[START OF Records shown]

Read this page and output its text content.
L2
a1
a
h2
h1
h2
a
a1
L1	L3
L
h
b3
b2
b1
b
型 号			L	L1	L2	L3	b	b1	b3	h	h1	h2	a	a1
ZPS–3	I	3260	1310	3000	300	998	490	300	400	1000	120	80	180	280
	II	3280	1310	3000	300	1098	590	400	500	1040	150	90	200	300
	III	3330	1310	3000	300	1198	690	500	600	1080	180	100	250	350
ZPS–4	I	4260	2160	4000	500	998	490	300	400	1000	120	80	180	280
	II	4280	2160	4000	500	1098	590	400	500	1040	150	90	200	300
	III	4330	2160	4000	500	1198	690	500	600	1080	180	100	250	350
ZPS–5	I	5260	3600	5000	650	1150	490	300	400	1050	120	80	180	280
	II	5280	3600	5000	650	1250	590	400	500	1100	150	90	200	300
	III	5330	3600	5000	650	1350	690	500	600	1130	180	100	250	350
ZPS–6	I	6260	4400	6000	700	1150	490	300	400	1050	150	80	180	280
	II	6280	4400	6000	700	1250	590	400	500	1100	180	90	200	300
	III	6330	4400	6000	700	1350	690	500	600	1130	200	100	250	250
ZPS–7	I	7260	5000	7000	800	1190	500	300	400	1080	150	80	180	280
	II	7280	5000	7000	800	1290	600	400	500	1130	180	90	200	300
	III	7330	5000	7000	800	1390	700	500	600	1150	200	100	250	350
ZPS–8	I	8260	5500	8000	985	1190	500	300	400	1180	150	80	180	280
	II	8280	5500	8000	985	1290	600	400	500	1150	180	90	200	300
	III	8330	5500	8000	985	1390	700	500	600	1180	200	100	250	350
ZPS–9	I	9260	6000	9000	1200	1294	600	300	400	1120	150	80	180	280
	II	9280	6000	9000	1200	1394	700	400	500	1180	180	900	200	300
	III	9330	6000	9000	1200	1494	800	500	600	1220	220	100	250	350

[END OF Records shown]

**To do**
All the data must be duplicated exactly, with nothing added or removed.

**Result of the task**
Read this page and output its text content.
L2
a1
a
h2
h1
h2
a
a1
L1	L3
L
h
b3
b2
b1
b
型 号			L	L1	L2	L3	b	b1	b3	h	h1	h2	a	a1
ZPS–3	I	3260	1310	3000	300	998	490	300	400	1000	120	80	180	280
	II	3280	1310	3000	300	1098	590	400	500	1040	150	90	200	300
	III	3330	1310	3000	300	1198	690	500	600	1080	180	100	250	350
ZPS–4	I	4260	2160	4000	500	998	490	300	400	1000	120	80	180	280
	II	4280	2160	4000	500	1098	590	400	500	1040	150	90	200	300
	III	4330	2160	4000	500	1198	690	500	600	1080	180	100	250	350
ZPS–5	I	5260	3600	5000	650	1150	490	300	400	1050	120	80	180	280
	II	5280	3600	5000	650	1250	590	400	500	1100	150	90	200	300
	III	5330	3600	5000	650	1350	690	500	600	1130	180	100	250	350
ZPS–6	I	6260	4400	6000	700	1150	490	300	400	1050	150	80	180	280
	II	6280	4400	6000	700	1250	590	400	500	1100	180	90	200	300
	III	6330	4400	6000	700	1350	690	500	600	1130	200	100	250	250
ZPS–7	I	7260	5000	7000	800	1190	500	300	400	1080	150	80	180	280
	II	7280	5000	7000	800	1290	600	400	500	1130	180	90	200	300
	III	7330	5000	7000	800	1390	700	500	600	1150	200	100	250	350
ZPS–8	I	8260	5500	8000	985	1190	500	300	400	1180	150	80	180	280
	II	8280	5500	8000	985	1290	600	400	500	1150	180	90	200	300
	III	8330	5500	8000	985	1390	700	500	600	1180	200	100	250	350
ZPS–9	I	9260	6000	9000	1200	1294	600	300	400	1120	150	80	180	280
	II	9280	6000	9000	1200	1394	700	400	500	1180	180	900	200	300
	III	9330	6000	9000	1200	1494	800	500	600	1220	220	100	250	350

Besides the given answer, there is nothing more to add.